-- Start of ROWS --

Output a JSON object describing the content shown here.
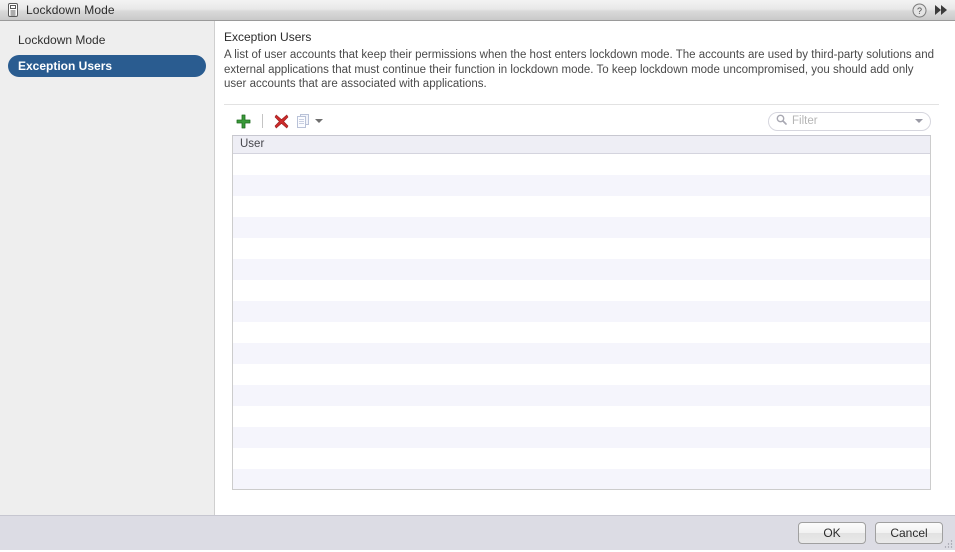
{
  "window": {
    "title": "Lockdown Mode",
    "icon": "host-icon",
    "help_icon": "help-icon",
    "expand_icon": "fast-forward-icon"
  },
  "sidebar": {
    "items": [
      {
        "label": "Lockdown Mode",
        "selected": false
      },
      {
        "label": "Exception Users",
        "selected": true
      }
    ]
  },
  "content": {
    "title": "Exception Users",
    "description": "A list of user accounts that keep their permissions when the host enters lockdown mode. The accounts are used by third-party solutions and external applications that must continue their function in lockdown mode. To keep lockdown mode uncompromised, you should add only user accounts that are associated with applications."
  },
  "toolbar": {
    "add": {
      "name": "add-user-button",
      "icon": "plus-icon",
      "title": "Add User",
      "enabled": true
    },
    "remove": {
      "name": "remove-user-button",
      "icon": "delete-x-icon",
      "title": "Remove User",
      "enabled": true
    },
    "copy": {
      "name": "copy-button",
      "icon": "copy-icon",
      "title": "Copy",
      "enabled": false
    }
  },
  "filter": {
    "placeholder": "Filter",
    "value": "",
    "icon": "search-icon",
    "dropdown_icon": "chevron-down-icon"
  },
  "table": {
    "columns": [
      "User"
    ],
    "rows": [],
    "empty_row_count": 16,
    "colors": {
      "header_bg": "#eeeef5",
      "row_bg": "#ffffff",
      "row_alt_bg": "#f5f5fc",
      "border": "#cccccc"
    }
  },
  "footer": {
    "ok_label": "OK",
    "cancel_label": "Cancel"
  },
  "theme": {
    "accent": "#2a5c90",
    "add_green": "#3a9a3a",
    "remove_red": "#cc2b2b",
    "sidebar_bg": "#eeeeee",
    "footer_bg": "#dcdce4"
  }
}
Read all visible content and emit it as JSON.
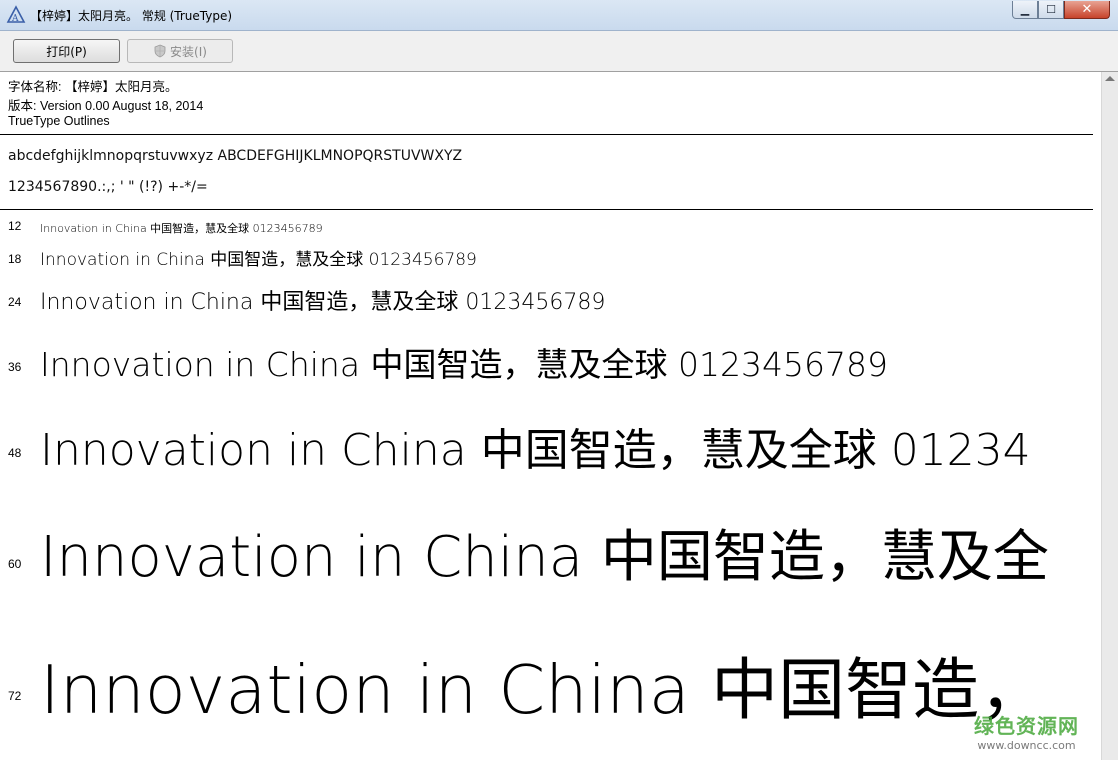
{
  "window": {
    "title": "【梓婷】太阳月亮。 常规 (TrueType)",
    "minimize_label": "▁",
    "maximize_label": "☐",
    "close_label": "✕"
  },
  "toolbar": {
    "print_label": "打印(P)",
    "install_label": "安装(I)"
  },
  "font_info": {
    "name_line": "字体名称: 【梓婷】太阳月亮。",
    "version_line": "版本: Version 0.00 August 18, 2014",
    "outline_line": "TrueType Outlines"
  },
  "charset": {
    "letters": "abcdefghijklmnopqrstuvwxyz ABCDEFGHIJKLMNOPQRSTUVWXYZ",
    "digits_symbols": "1234567890.:,; ' \" (!?) +-*/="
  },
  "samples": {
    "text": "Innovation in China 中国智造，慧及全球 0123456789",
    "sizes": [
      {
        "label": "12",
        "text": "Innovation in China 中国智造，慧及全球 0123456789"
      },
      {
        "label": "18",
        "text": "Innovation in China 中国智造，慧及全球 0123456789"
      },
      {
        "label": "24",
        "text": "Innovation in China 中国智造，慧及全球 0123456789"
      },
      {
        "label": "36",
        "text": "Innovation in China 中国智造，慧及全球 0123456789"
      },
      {
        "label": "48",
        "text": "Innovation in China 中国智造，慧及全球 01234"
      },
      {
        "label": "60",
        "text": "Innovation in China 中国智造，慧及全"
      },
      {
        "label": "72",
        "text": "Innovation in China 中国智造，"
      }
    ]
  },
  "watermark": {
    "cn": "绿色资源网",
    "url": "www.downcc.com"
  }
}
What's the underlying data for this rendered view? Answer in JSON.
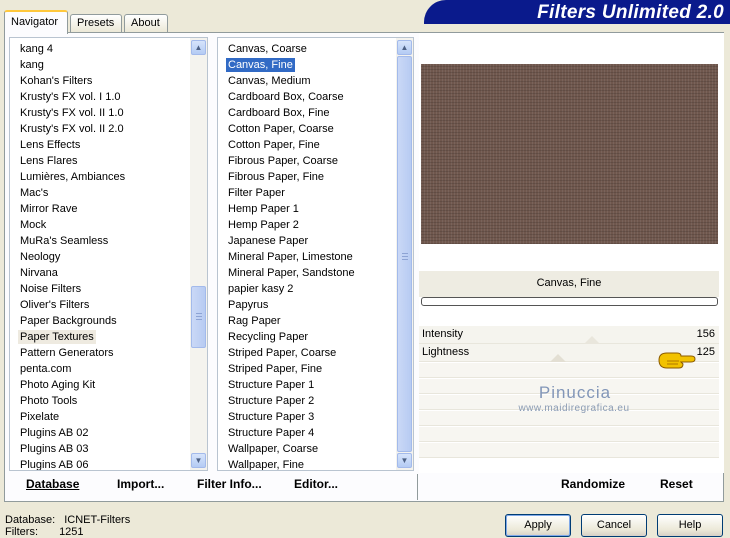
{
  "window": {
    "title": "Filters Unlimited 2.0",
    "tabs": [
      {
        "label": "Navigator",
        "active": true
      },
      {
        "label": "Presets",
        "active": false
      },
      {
        "label": "About",
        "active": false
      }
    ]
  },
  "categories": {
    "items": [
      "kang 4",
      "kang",
      "Kohan's Filters",
      "Krusty's FX vol. I 1.0",
      "Krusty's FX vol. II 1.0",
      "Krusty's FX vol. II 2.0",
      "Lens Effects",
      "Lens Flares",
      "Lumières, Ambiances",
      "Mac's",
      "Mirror Rave",
      "Mock",
      "MuRa's Seamless",
      "Neology",
      "Nirvana",
      "Noise Filters",
      "Oliver's Filters",
      "Paper Backgrounds",
      "Paper Textures",
      "Pattern Generators",
      "penta.com",
      "Photo Aging Kit",
      "Photo Tools",
      "Pixelate",
      "Plugins AB 02",
      "Plugins AB 03",
      "Plugins AB 06"
    ],
    "selected": "Paper Textures",
    "scroll_position": 0.67
  },
  "filters": {
    "items": [
      "Canvas, Coarse",
      "Canvas, Fine",
      "Canvas, Medium",
      "Cardboard Box, Coarse",
      "Cardboard Box, Fine",
      "Cotton Paper, Coarse",
      "Cotton Paper, Fine",
      "Fibrous Paper, Coarse",
      "Fibrous Paper, Fine",
      "Filter Paper",
      "Hemp Paper 1",
      "Hemp Paper 2",
      "Japanese Paper",
      "Mineral Paper, Limestone",
      "Mineral Paper, Sandstone",
      "papier kasy 2",
      "Papyrus",
      "Rag Paper",
      "Recycling Paper",
      "Striped Paper, Coarse",
      "Striped Paper, Fine",
      "Structure Paper 1",
      "Structure Paper 2",
      "Structure Paper 3",
      "Structure Paper 4",
      "Wallpaper, Coarse",
      "Wallpaper, Fine"
    ],
    "selected": "Canvas, Fine"
  },
  "preview": {
    "filter_name": "Canvas, Fine",
    "texture_color": "#6f574d"
  },
  "parameters": [
    {
      "label": "Intensity",
      "value": "156",
      "level": 0.612
    },
    {
      "label": "Lightness",
      "value": "125",
      "level": 0.49
    }
  ],
  "watermark": {
    "name": "Pinuccia",
    "url": "www.maidiregrafica.eu"
  },
  "toolbar": {
    "database": "Database",
    "import": "Import...",
    "filter_info": "Filter Info...",
    "editor": "Editor...",
    "randomize": "Randomize",
    "reset": "Reset"
  },
  "status": {
    "database_label": "Database:",
    "database_value": "ICNET-Filters",
    "filters_label": "Filters:",
    "filters_value": "1251"
  },
  "buttons": {
    "apply": "Apply",
    "cancel": "Cancel",
    "help": "Help"
  },
  "colors": {
    "banner": "#0a1a8c",
    "selection": "#316ac5"
  }
}
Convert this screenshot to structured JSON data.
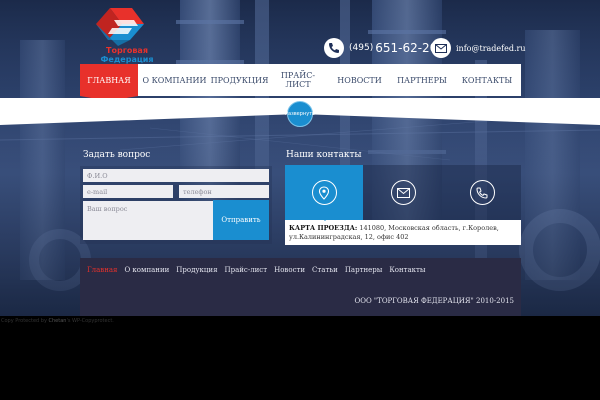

-- End of ROWS --

**WHAT TO WORK ON:** Search the entries for "Exception" and copy out each line that has it.

**THE REPLY:**
        "label": "Exception Users",
    "title": "Exception Users",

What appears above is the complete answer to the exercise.